Collected data entries:
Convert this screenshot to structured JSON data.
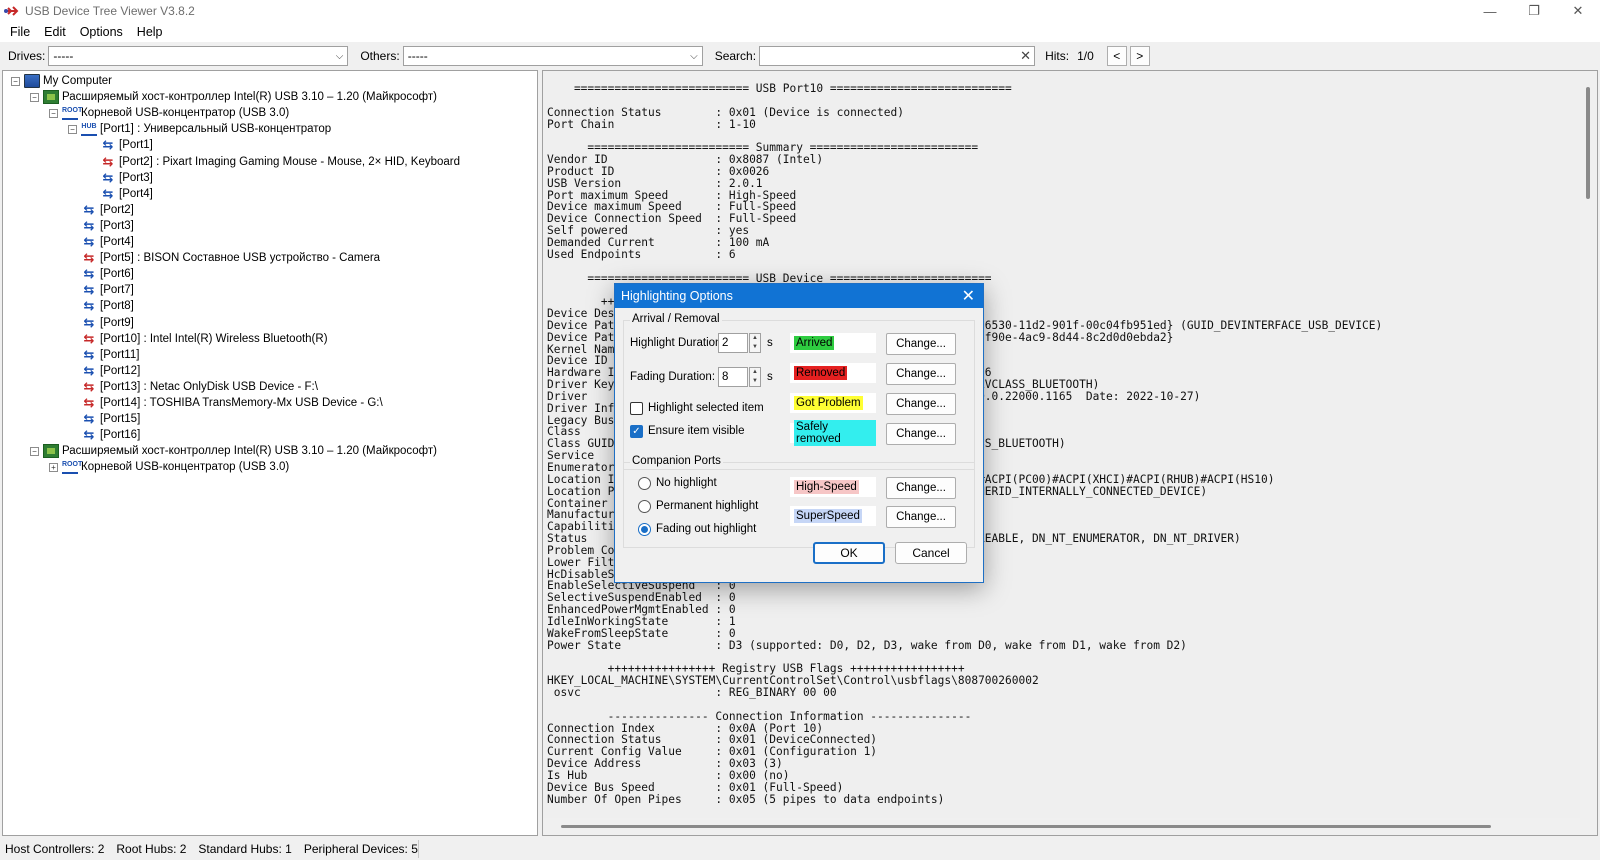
{
  "window": {
    "title": "USB Device Tree Viewer V3.8.2",
    "minimize": "—",
    "restore": "❐",
    "close": "✕"
  },
  "menu": [
    "File",
    "Edit",
    "Options",
    "Help"
  ],
  "toolbar": {
    "drives_label": "Drives:",
    "drives_value": "-----",
    "others_label": "Others:",
    "others_value": "-----",
    "search_label": "Search:",
    "search_value": "",
    "hits_label": "Hits:",
    "hits_value": "1/0",
    "prev": "<",
    "next": ">"
  },
  "tree": [
    {
      "text": "My Computer",
      "icon": "computer-icon",
      "expander": "−"
    },
    {
      "text": "Расширяемый хост-контроллер Intel(R) USB 3.10 – 1.20 (Майкрософт)",
      "icon": "host-controller-icon",
      "expander": "−"
    },
    {
      "text": "Корневой USB-концентратор (USB 3.0)",
      "icon": "root-hub-icon",
      "expander": "−"
    },
    {
      "text": "[Port1] : Универсальный USB-концентратор",
      "icon": "hub-icon",
      "expander": "−"
    },
    {
      "text": "[Port1]",
      "icon": "usb-port-icon"
    },
    {
      "text": "[Port2] : Pixart Imaging Gaming Mouse - Mouse, 2× HID, Keyboard",
      "icon": "usb-device-icon"
    },
    {
      "text": "[Port3]",
      "icon": "usb-port-icon"
    },
    {
      "text": "[Port4]",
      "icon": "usb-port-icon"
    },
    {
      "text": "[Port2]",
      "icon": "usb-port-icon"
    },
    {
      "text": "[Port3]",
      "icon": "usb-port-icon"
    },
    {
      "text": "[Port4]",
      "icon": "usb-port-icon"
    },
    {
      "text": "[Port5] : BISON Составное USB устройство - Camera",
      "icon": "usb-device-icon"
    },
    {
      "text": "[Port6]",
      "icon": "usb-port-icon"
    },
    {
      "text": "[Port7]",
      "icon": "usb-port-icon"
    },
    {
      "text": "[Port8]",
      "icon": "usb-port-icon"
    },
    {
      "text": "[Port9]",
      "icon": "usb-port-icon"
    },
    {
      "text": "[Port10] : Intel Intel(R) Wireless Bluetooth(R)",
      "icon": "usb-device-icon"
    },
    {
      "text": "[Port11]",
      "icon": "usb-port-icon"
    },
    {
      "text": "[Port12]",
      "icon": "usb-port-icon"
    },
    {
      "text": "[Port13] : Netac OnlyDisk USB Device - F:\\",
      "icon": "usb-device-icon"
    },
    {
      "text": "[Port14] : TOSHIBA TransMemory-Mx USB Device - G:\\",
      "icon": "usb-device-icon"
    },
    {
      "text": "[Port15]",
      "icon": "usb-port-icon"
    },
    {
      "text": "[Port16]",
      "icon": "usb-port-icon"
    },
    {
      "text": "Расширяемый хост-контроллер Intel(R) USB 3.10 – 1.20 (Майкрософт)",
      "icon": "host-controller-icon",
      "expander": "−"
    },
    {
      "text": "Корневой USB-концентратор (USB 3.0)",
      "icon": "root-hub-icon",
      "expander": "+"
    }
  ],
  "detail_text": "    ========================== USB Port10 ===========================\n\nConnection Status        : 0x01 (Device is connected)\nPort Chain               : 1-10\n\n      ======================== Summary =========================\nVendor ID                : 0x8087 (Intel)\nProduct ID               : 0x0026\nUSB Version              : 2.0.1\nPort maximum Speed       : High-Speed\nDevice maximum Speed     : Full-Speed\nDevice Connection Speed  : Full-Speed\nSelf powered             : yes\nDemanded Current         : 100 mA\nUsed Endpoints           : 6\n\n      ======================== USB Device ========================\n\n        ++\nDevice Des                                      \nDevice Pat                                       &0&10#{a5dcbf10-6530-11d2-901f-00c04fb951ed} (GUID_DEVINTERFACE_USB_DEVICE)\nDevice Pat                                       &0&10#{92383b0e-f90e-4ac9-8d44-8c2d0d0ebda2}\nKernel Nam                                      \nDevice ID                                        0\nHardware I                                       VID_8087&PID_0026\nDriver Key                                       4}\\0000 (GUID_DEVCLASS_BLUETOOTH)\nDriver                                           sys (Version: 10.0.22000.1165  Date: 2022-10-27)\nDriver Inf                                      \nLegacy Bus                                      \nClass                                           \nClass GUID                                       4} (GUID_DEVCLASS_BLUETOOTH)\nService                                         \nEnumerator                                      \nLocation I                                       10), ACPI(_SB_)#ACPI(PC00)#ACPI(XHCI)#ACPI(RHUB)#ACPI(HS10)\nLocation P                                       f} (GUID_CONTAINERID_INTERNALLY_CONNECTED_DEVICE)\nContainer                                       \nManufactur                                      \nCapabiliti                                      \nStatus                                           ARTED, DN_DISABLEABLE, DN_NT_ENUMERATOR, DN_NT_DRIVER)\nProblem Co                                      \nLower Filt                                      \nHcDisableS                                      \nEnableSelectiveSuspend   : 0\nSelectiveSuspendEnabled  : 0\nEnhancedPowerMgmtEnabled : 0\nIdleInWorkingState       : 1\nWakeFromSleepState       : 0\nPower State              : D3 (supported: D0, D2, D3, wake from D0, wake from D1, wake from D2)\n\n         ++++++++++++++++ Registry USB Flags +++++++++++++++++\nHKEY_LOCAL_MACHINE\\SYSTEM\\CurrentControlSet\\Control\\usbflags\\808700260002\n osvc                    : REG_BINARY 00 00\n\n         --------------- Connection Information ---------------\nConnection Index         : 0x0A (Port 10)\nConnection Status        : 0x01 (DeviceConnected)\nCurrent Config Value     : 0x01 (Configuration 1)\nDevice Address           : 0x03 (3)\nIs Hub                   : 0x00 (no)\nDevice Bus Speed         : 0x01 (Full-Speed)\nNumber Of Open Pipes     : 0x05 (5 pipes to data endpoints)",
  "status": {
    "host_controllers": "Host Controllers: 2",
    "root_hubs": "Root Hubs: 2",
    "standard_hubs": "Standard Hubs: 1",
    "peripheral_devices": "Peripheral Devices: 5"
  },
  "dialog": {
    "title": "Highlighting Options",
    "arrival_group": "Arrival / Removal",
    "highlight_duration_label": "Highlight Duration:",
    "highlight_duration_value": "2",
    "fading_duration_label": "Fading Duration:",
    "fading_duration_value": "8",
    "seconds": "s",
    "highlight_selected_label": "Highlight selected item",
    "highlight_selected_checked": false,
    "ensure_visible_label": "Ensure item visible",
    "ensure_visible_checked": true,
    "samples": [
      {
        "label": "Arrived",
        "bg": "#2ecc40",
        "fg": "#000000"
      },
      {
        "label": "Removed",
        "bg": "#e52020",
        "fg": "#000000"
      },
      {
        "label": "Got Problem",
        "bg": "#ffff33",
        "fg": "#000000"
      },
      {
        "label": "Safely removed",
        "bg": "#33eeee",
        "fg": "#000000"
      }
    ],
    "companion_group": "Companion Ports",
    "radio_no": "No highlight",
    "radio_permanent": "Permanent highlight",
    "radio_fading": "Fading out highlight",
    "selected_radio": "fading",
    "companion_samples": [
      {
        "label": "High-Speed",
        "bg": "#f6c6c6",
        "fg": "#000000"
      },
      {
        "label": "SuperSpeed",
        "bg": "#c6d6f6",
        "fg": "#000000"
      }
    ],
    "change_label": "Change...",
    "ok": "OK",
    "cancel": "Cancel"
  }
}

What to work on
Set the data above down again exactly as given, with no pictures.

Answer to this exercise
Convert this screenshot to structured JSON data.
{
  "window": {
    "title": "USB Device Tree Viewer V3.8.2",
    "minimize": "—",
    "restore": "❐",
    "close": "✕"
  },
  "menu": [
    "File",
    "Edit",
    "Options",
    "Help"
  ],
  "toolbar": {
    "drives_label": "Drives:",
    "drives_value": "-----",
    "others_label": "Others:",
    "others_value": "-----",
    "search_label": "Search:",
    "search_value": "",
    "hits_label": "Hits:",
    "hits_value": "1/0",
    "prev": "<",
    "next": ">"
  },
  "tree": [
    {
      "text": "My Computer",
      "icon": "computer-icon",
      "expander": "−"
    },
    {
      "text": "Расширяемый хост-контроллер Intel(R) USB 3.10 – 1.20 (Майкрософт)",
      "icon": "host-controller-icon",
      "expander": "−"
    },
    {
      "text": "Корневой USB-концентратор (USB 3.0)",
      "icon": "root-hub-icon",
      "expander": "−"
    },
    {
      "text": "[Port1] : Универсальный USB-концентратор",
      "icon": "hub-icon",
      "expander": "−"
    },
    {
      "text": "[Port1]",
      "icon": "usb-port-icon"
    },
    {
      "text": "[Port2] : Pixart Imaging Gaming Mouse - Mouse, 2× HID, Keyboard",
      "icon": "usb-device-icon"
    },
    {
      "text": "[Port3]",
      "icon": "usb-port-icon"
    },
    {
      "text": "[Port4]",
      "icon": "usb-port-icon"
    },
    {
      "text": "[Port2]",
      "icon": "usb-port-icon"
    },
    {
      "text": "[Port3]",
      "icon": "usb-port-icon"
    },
    {
      "text": "[Port4]",
      "icon": "usb-port-icon"
    },
    {
      "text": "[Port5] : BISON Составное USB устройство - Camera",
      "icon": "usb-device-icon"
    },
    {
      "text": "[Port6]",
      "icon": "usb-port-icon"
    },
    {
      "text": "[Port7]",
      "icon": "usb-port-icon"
    },
    {
      "text": "[Port8]",
      "icon": "usb-port-icon"
    },
    {
      "text": "[Port9]",
      "icon": "usb-port-icon"
    },
    {
      "text": "[Port10] : Intel Intel(R) Wireless Bluetooth(R)",
      "icon": "usb-device-icon"
    },
    {
      "text": "[Port11]",
      "icon": "usb-port-icon"
    },
    {
      "text": "[Port12]",
      "icon": "usb-port-icon"
    },
    {
      "text": "[Port13] : Netac OnlyDisk USB Device - F:\\",
      "icon": "usb-device-icon"
    },
    {
      "text": "[Port14] : TOSHIBA TransMemory-Mx USB Device - G:\\",
      "icon": "usb-device-icon"
    },
    {
      "text": "[Port15]",
      "icon": "usb-port-icon"
    },
    {
      "text": "[Port16]",
      "icon": "usb-port-icon"
    },
    {
      "text": "Расширяемый хост-контроллер Intel(R) USB 3.10 – 1.20 (Майкрософт)",
      "icon": "host-controller-icon",
      "expander": "−"
    },
    {
      "text": "Корневой USB-концентратор (USB 3.0)",
      "icon": "root-hub-icon",
      "expander": "+"
    }
  ],
  "detail_text": "    ========================== USB Port10 ===========================\n\nConnection Status        : 0x01 (Device is connected)\nPort Chain               : 1-10\n\n      ======================== Summary =========================\nVendor ID                : 0x8087 (Intel)\nProduct ID               : 0x0026\nUSB Version              : 2.0.1\nPort maximum Speed       : High-Speed\nDevice maximum Speed     : Full-Speed\nDevice Connection Speed  : Full-Speed\nSelf powered             : yes\nDemanded Current         : 100 mA\nUsed Endpoints           : 6\n\n      ======================== USB Device ========================\n\n        ++\nDevice Des                                      \nDevice Pat                                       &0&10#{a5dcbf10-6530-11d2-901f-00c04fb951ed} (GUID_DEVINTERFACE_USB_DEVICE)\nDevice Pat                                       &0&10#{92383b0e-f90e-4ac9-8d44-8c2d0d0ebda2}\nKernel Nam                                      \nDevice ID                                        0\nHardware I                                       VID_8087&PID_0026\nDriver Key                                       4}\\0000 (GUID_DEVCLASS_BLUETOOTH)\nDriver                                           sys (Version: 10.0.22000.1165  Date: 2022-10-27)\nDriver Inf                                      \nLegacy Bus                                      \nClass                                           \nClass GUID                                       4} (GUID_DEVCLASS_BLUETOOTH)\nService                                         \nEnumerator                                      \nLocation I                                       10), ACPI(_SB_)#ACPI(PC00)#ACPI(XHCI)#ACPI(RHUB)#ACPI(HS10)\nLocation P                                       f} (GUID_CONTAINERID_INTERNALLY_CONNECTED_DEVICE)\nContainer                                       \nManufactur                                      \nCapabiliti                                      \nStatus                                           ARTED, DN_DISABLEABLE, DN_NT_ENUMERATOR, DN_NT_DRIVER)\nProblem Co                                      \nLower Filt                                      \nHcDisableS                                      \nEnableSelectiveSuspend   : 0\nSelectiveSuspendEnabled  : 0\nEnhancedPowerMgmtEnabled : 0\nIdleInWorkingState       : 1\nWakeFromSleepState       : 0\nPower State              : D3 (supported: D0, D2, D3, wake from D0, wake from D1, wake from D2)\n\n         ++++++++++++++++ Registry USB Flags +++++++++++++++++\nHKEY_LOCAL_MACHINE\\SYSTEM\\CurrentControlSet\\Control\\usbflags\\808700260002\n osvc                    : REG_BINARY 00 00\n\n         --------------- Connection Information ---------------\nConnection Index         : 0x0A (Port 10)\nConnection Status        : 0x01 (DeviceConnected)\nCurrent Config Value     : 0x01 (Configuration 1)\nDevice Address           : 0x03 (3)\nIs Hub                   : 0x00 (no)\nDevice Bus Speed         : 0x01 (Full-Speed)\nNumber Of Open Pipes     : 0x05 (5 pipes to data endpoints)",
  "status": {
    "host_controllers": "Host Controllers: 2",
    "root_hubs": "Root Hubs: 2",
    "standard_hubs": "Standard Hubs: 1",
    "peripheral_devices": "Peripheral Devices: 5"
  },
  "dialog": {
    "title": "Highlighting Options",
    "arrival_group": "Arrival / Removal",
    "highlight_duration_label": "Highlight Duration:",
    "highlight_duration_value": "2",
    "fading_duration_label": "Fading Duration:",
    "fading_duration_value": "8",
    "seconds": "s",
    "highlight_selected_label": "Highlight selected item",
    "highlight_selected_checked": false,
    "ensure_visible_label": "Ensure item visible",
    "ensure_visible_checked": true,
    "samples": [
      {
        "label": "Arrived",
        "bg": "#2ecc40",
        "fg": "#000000"
      },
      {
        "label": "Removed",
        "bg": "#e52020",
        "fg": "#000000"
      },
      {
        "label": "Got Problem",
        "bg": "#ffff33",
        "fg": "#000000"
      },
      {
        "label": "Safely removed",
        "bg": "#33eeee",
        "fg": "#000000"
      }
    ],
    "companion_group": "Companion Ports",
    "radio_no": "No highlight",
    "radio_permanent": "Permanent highlight",
    "radio_fading": "Fading out highlight",
    "selected_radio": "fading",
    "companion_samples": [
      {
        "label": "High-Speed",
        "bg": "#f6c6c6",
        "fg": "#000000"
      },
      {
        "label": "SuperSpeed",
        "bg": "#c6d6f6",
        "fg": "#000000"
      }
    ],
    "change_label": "Change...",
    "ok": "OK",
    "cancel": "Cancel"
  }
}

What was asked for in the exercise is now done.